» **Direction**
Whenever a line contains the string "content", copy it out of the entries.

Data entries

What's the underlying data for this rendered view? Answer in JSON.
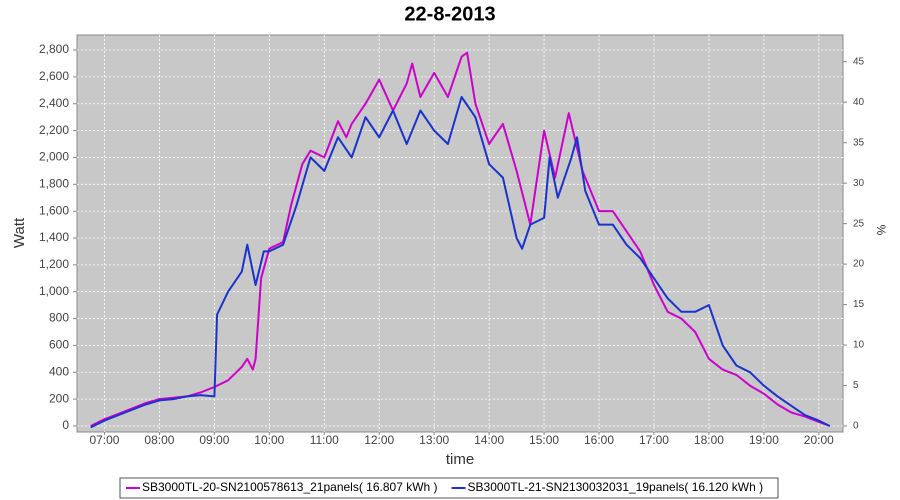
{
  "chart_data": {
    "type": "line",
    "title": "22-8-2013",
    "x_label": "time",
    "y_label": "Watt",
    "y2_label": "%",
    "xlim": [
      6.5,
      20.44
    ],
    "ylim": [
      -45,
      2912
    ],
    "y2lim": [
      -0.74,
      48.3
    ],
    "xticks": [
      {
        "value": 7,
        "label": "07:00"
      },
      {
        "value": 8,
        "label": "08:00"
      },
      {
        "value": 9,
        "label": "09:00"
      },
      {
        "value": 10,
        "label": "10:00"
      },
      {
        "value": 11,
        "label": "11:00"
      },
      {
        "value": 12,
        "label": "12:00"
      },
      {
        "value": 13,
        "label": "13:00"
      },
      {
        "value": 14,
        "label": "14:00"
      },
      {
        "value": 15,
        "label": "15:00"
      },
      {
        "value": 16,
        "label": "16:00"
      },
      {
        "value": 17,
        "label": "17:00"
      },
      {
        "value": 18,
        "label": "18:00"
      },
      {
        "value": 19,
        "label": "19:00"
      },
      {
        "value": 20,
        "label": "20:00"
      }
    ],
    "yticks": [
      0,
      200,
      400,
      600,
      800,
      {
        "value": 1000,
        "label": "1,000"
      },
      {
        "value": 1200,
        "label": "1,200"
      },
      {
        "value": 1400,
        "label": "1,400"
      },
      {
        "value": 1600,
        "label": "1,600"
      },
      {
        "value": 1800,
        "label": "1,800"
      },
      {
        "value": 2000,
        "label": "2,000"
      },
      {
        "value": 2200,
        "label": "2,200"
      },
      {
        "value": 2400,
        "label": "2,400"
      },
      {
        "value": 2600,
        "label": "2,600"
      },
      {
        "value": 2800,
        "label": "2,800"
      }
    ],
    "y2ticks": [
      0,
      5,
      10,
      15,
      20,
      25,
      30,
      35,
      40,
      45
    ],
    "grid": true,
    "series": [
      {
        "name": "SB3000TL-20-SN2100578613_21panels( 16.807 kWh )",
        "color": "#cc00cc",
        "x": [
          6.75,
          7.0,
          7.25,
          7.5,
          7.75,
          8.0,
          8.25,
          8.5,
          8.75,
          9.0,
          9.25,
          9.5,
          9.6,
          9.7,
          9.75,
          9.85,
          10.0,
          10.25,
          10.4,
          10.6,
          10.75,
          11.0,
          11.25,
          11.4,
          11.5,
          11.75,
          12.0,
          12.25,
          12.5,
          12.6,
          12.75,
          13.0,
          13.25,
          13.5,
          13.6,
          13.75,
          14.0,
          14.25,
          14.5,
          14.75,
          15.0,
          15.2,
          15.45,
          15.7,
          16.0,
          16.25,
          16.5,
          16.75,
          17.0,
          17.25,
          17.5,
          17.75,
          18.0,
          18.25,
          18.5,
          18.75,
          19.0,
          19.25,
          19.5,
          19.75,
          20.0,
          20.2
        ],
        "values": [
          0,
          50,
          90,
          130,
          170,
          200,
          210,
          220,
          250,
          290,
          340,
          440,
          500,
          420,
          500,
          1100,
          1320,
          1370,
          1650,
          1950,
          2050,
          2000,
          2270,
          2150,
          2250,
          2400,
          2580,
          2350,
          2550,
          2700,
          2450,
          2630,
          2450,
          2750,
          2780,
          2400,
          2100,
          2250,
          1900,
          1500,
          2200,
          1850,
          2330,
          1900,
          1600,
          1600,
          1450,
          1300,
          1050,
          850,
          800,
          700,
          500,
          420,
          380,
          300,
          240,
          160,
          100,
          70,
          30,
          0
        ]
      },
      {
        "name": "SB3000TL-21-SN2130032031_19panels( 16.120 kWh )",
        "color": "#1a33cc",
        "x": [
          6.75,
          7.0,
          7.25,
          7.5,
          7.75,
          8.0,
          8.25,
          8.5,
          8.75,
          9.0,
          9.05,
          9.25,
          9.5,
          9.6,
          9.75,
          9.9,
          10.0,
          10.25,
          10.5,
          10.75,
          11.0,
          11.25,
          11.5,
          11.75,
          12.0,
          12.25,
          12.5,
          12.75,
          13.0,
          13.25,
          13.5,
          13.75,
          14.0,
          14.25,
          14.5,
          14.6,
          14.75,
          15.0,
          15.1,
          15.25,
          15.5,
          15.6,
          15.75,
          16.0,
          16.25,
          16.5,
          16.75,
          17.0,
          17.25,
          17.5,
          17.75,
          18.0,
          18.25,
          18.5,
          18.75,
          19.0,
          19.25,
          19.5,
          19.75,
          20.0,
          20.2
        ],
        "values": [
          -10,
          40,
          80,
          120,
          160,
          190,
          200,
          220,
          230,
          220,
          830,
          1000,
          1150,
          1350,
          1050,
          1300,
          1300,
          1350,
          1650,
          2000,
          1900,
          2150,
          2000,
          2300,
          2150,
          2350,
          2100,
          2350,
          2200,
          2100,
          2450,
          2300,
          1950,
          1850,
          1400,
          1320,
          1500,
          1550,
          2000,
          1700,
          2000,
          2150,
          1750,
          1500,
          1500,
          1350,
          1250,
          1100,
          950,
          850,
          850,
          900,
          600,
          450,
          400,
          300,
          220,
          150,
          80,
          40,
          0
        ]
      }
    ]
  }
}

---

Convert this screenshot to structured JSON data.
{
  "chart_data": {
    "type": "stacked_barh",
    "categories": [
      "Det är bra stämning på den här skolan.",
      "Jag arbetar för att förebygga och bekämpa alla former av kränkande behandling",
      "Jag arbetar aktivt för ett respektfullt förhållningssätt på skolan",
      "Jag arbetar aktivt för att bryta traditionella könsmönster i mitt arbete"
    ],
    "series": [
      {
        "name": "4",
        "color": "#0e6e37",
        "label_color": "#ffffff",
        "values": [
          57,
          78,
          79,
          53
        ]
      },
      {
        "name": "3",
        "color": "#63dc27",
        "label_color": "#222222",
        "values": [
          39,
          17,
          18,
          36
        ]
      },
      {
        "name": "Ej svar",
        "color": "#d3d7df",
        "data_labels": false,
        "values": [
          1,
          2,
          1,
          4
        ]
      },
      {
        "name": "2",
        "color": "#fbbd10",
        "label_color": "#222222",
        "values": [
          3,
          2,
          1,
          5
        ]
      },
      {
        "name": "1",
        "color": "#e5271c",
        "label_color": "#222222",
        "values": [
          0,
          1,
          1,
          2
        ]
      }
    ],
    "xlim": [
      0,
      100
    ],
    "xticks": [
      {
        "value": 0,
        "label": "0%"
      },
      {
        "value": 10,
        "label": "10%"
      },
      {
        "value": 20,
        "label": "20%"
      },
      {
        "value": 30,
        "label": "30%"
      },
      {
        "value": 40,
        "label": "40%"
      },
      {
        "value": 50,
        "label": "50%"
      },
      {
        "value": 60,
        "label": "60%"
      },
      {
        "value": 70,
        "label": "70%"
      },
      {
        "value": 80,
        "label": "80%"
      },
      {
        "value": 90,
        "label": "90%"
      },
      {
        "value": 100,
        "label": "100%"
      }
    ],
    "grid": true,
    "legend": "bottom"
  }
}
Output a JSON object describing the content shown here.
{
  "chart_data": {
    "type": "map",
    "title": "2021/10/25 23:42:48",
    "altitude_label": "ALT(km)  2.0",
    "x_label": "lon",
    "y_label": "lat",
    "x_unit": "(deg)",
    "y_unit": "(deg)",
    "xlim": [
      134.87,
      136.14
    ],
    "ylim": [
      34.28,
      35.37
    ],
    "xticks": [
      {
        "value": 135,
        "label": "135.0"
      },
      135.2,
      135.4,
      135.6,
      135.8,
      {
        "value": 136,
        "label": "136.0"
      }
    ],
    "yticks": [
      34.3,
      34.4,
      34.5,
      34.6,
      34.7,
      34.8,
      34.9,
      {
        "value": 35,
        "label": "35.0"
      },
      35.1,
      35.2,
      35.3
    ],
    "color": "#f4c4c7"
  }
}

==

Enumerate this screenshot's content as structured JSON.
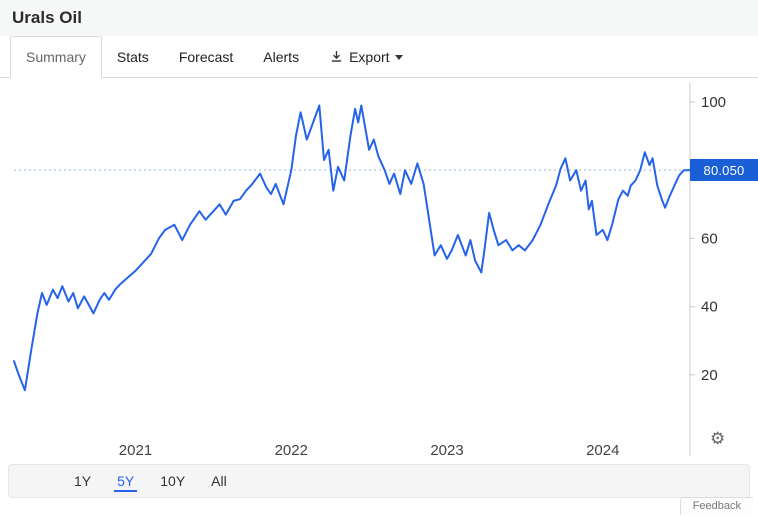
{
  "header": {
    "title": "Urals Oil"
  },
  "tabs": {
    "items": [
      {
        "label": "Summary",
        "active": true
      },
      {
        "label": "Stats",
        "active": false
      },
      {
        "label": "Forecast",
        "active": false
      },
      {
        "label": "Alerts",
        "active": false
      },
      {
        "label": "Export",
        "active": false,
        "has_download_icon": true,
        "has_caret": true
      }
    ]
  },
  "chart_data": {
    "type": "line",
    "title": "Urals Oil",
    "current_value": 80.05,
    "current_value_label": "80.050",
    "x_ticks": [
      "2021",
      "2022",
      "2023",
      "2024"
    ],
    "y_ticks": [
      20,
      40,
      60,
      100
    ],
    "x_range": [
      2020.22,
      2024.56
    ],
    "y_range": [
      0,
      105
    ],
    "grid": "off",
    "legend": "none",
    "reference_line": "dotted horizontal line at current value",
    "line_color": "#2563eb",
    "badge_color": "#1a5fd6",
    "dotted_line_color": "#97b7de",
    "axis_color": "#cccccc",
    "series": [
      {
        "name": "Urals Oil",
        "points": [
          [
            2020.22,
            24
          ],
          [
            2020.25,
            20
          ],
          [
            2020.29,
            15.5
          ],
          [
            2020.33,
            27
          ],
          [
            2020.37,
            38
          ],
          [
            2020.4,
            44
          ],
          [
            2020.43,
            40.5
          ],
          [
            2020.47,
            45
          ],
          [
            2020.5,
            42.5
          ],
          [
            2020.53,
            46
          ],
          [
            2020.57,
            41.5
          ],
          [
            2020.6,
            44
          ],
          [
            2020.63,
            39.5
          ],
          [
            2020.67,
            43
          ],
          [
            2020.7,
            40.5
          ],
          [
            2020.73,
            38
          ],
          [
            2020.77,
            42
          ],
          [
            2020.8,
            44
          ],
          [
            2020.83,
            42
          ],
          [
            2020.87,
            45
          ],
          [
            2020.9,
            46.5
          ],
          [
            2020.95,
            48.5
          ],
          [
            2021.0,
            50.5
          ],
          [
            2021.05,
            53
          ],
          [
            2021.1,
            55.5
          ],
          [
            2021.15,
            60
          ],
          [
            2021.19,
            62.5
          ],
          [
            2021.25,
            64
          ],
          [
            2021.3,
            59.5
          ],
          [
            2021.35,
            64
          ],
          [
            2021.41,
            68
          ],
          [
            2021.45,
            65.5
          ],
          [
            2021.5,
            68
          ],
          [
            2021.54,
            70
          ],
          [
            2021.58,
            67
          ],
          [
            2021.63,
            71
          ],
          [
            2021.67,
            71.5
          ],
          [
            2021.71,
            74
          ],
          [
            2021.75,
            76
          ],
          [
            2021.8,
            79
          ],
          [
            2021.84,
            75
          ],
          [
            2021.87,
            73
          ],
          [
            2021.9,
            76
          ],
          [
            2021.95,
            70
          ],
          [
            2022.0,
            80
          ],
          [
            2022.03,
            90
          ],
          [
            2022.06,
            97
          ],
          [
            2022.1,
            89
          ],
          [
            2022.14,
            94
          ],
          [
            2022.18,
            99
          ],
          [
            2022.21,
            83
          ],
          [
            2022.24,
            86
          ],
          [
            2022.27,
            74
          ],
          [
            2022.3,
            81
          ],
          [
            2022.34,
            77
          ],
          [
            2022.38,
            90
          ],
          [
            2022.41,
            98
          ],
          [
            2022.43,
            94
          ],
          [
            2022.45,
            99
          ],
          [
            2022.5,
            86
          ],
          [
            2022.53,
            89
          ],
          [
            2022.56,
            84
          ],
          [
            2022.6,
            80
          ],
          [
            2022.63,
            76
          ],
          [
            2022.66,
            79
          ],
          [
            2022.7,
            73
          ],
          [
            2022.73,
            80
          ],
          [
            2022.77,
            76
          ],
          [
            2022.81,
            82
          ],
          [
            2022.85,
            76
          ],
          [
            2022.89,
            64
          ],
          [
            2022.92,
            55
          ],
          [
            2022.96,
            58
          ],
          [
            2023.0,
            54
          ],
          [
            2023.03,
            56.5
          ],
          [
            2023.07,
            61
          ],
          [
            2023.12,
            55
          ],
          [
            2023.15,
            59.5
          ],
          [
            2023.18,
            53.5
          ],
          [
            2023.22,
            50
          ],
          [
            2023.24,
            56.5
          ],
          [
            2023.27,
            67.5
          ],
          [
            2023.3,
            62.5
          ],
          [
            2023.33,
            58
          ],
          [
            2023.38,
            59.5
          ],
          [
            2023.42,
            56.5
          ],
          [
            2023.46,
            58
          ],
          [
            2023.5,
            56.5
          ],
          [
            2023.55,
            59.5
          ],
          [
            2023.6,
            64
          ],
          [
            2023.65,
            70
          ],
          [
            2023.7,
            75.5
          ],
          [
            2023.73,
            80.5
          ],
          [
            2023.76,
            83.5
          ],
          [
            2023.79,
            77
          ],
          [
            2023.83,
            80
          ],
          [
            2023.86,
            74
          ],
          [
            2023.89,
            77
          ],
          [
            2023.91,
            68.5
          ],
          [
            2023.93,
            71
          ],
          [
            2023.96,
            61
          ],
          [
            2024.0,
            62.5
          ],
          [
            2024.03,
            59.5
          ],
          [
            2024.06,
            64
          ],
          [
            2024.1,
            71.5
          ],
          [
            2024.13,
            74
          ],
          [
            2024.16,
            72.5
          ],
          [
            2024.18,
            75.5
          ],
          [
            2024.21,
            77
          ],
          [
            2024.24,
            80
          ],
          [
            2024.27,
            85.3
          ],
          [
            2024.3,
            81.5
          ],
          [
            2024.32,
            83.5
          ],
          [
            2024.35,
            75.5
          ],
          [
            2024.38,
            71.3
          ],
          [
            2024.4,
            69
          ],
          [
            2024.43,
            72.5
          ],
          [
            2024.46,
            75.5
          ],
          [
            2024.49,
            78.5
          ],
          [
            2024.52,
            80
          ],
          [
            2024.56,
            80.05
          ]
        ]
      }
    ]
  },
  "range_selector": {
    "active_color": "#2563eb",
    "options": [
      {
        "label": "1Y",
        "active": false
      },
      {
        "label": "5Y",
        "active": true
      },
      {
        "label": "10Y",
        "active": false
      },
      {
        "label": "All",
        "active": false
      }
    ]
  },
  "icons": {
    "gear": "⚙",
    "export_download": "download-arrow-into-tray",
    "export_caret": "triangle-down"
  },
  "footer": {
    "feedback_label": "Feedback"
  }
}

» **Answer to the problem**
Output a JSON object describing the content shown here.
Enumerate this screenshot's content as structured JSON.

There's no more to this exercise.